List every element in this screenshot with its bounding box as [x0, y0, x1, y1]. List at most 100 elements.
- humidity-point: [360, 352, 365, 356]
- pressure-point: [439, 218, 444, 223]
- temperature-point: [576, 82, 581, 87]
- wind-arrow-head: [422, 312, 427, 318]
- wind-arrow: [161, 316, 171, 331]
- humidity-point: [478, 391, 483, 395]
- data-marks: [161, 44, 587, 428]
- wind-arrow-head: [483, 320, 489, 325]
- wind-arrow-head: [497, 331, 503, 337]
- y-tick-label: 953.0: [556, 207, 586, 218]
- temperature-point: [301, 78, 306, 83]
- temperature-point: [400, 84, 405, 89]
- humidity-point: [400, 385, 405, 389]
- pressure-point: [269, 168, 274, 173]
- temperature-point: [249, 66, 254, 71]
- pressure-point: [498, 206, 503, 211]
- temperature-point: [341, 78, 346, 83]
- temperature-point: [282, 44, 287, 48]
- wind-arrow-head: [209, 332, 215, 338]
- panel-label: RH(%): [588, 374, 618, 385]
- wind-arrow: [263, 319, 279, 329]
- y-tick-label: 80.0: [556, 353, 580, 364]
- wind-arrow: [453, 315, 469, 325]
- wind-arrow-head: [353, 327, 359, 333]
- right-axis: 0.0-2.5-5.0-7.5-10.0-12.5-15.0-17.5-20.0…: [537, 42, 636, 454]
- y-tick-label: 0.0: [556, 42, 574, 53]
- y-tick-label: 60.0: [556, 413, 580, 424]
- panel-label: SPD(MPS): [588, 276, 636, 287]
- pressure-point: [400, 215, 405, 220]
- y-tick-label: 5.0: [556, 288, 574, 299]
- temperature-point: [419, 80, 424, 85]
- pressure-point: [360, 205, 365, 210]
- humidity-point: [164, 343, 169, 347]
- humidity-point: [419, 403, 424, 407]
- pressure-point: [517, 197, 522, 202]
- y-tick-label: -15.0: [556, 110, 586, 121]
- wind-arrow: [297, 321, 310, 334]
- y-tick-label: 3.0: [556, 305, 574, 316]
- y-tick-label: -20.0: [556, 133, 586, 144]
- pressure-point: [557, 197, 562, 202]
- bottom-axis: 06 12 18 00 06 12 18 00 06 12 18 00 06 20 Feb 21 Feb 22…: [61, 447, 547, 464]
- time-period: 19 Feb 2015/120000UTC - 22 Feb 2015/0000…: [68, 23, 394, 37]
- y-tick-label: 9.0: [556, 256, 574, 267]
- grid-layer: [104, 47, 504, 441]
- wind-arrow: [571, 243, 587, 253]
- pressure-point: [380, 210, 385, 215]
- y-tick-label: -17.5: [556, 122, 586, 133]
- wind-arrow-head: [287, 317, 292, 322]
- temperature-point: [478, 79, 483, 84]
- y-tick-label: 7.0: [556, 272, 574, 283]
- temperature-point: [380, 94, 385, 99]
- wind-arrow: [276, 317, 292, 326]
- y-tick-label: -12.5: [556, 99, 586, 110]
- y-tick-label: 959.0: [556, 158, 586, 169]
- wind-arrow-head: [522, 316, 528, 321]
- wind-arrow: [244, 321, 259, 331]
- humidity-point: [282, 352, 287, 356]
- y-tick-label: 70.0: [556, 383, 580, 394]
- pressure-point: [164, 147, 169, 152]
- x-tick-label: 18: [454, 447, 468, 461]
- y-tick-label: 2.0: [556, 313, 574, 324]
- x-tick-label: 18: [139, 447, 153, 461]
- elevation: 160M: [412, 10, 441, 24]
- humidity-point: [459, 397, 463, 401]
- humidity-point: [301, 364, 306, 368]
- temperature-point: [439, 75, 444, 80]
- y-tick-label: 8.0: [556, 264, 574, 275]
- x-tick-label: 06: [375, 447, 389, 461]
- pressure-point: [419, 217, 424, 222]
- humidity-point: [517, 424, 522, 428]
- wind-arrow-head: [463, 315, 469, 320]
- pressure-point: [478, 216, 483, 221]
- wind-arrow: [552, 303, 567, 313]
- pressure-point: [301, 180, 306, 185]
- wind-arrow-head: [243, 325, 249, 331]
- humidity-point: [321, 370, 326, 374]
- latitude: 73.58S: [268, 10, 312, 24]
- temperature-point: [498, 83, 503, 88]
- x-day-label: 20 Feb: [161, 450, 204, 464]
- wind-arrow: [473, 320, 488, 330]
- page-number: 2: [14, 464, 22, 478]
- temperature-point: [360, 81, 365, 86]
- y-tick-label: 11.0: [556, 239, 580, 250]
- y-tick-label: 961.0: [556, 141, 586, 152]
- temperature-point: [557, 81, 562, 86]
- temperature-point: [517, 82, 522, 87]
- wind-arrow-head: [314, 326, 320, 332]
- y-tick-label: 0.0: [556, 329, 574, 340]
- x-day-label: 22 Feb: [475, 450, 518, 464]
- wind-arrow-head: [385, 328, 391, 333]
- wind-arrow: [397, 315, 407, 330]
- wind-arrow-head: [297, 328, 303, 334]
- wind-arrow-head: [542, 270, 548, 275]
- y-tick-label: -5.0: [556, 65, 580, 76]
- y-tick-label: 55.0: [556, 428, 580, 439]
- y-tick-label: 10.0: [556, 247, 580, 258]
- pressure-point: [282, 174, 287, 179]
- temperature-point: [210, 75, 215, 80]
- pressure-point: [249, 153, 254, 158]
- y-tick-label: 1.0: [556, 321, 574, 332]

────────────────

* Exercise directions *
Please repeat the listing from its first line through the line with "- wind-arrow-head: [497, 331, 503, 337]", swapping "temperature-point" for "temp-point" and leaving everything else as it is.

* Correct response *
List every element in this screenshot with its bounding box as [x0, y0, x1, y1]. List at most 100 elements.
- humidity-point: [360, 352, 365, 356]
- pressure-point: [439, 218, 444, 223]
- temp-point: [576, 82, 581, 87]
- wind-arrow-head: [422, 312, 427, 318]
- wind-arrow: [161, 316, 171, 331]
- humidity-point: [478, 391, 483, 395]
- data-marks: [161, 44, 587, 428]
- wind-arrow-head: [483, 320, 489, 325]
- wind-arrow-head: [497, 331, 503, 337]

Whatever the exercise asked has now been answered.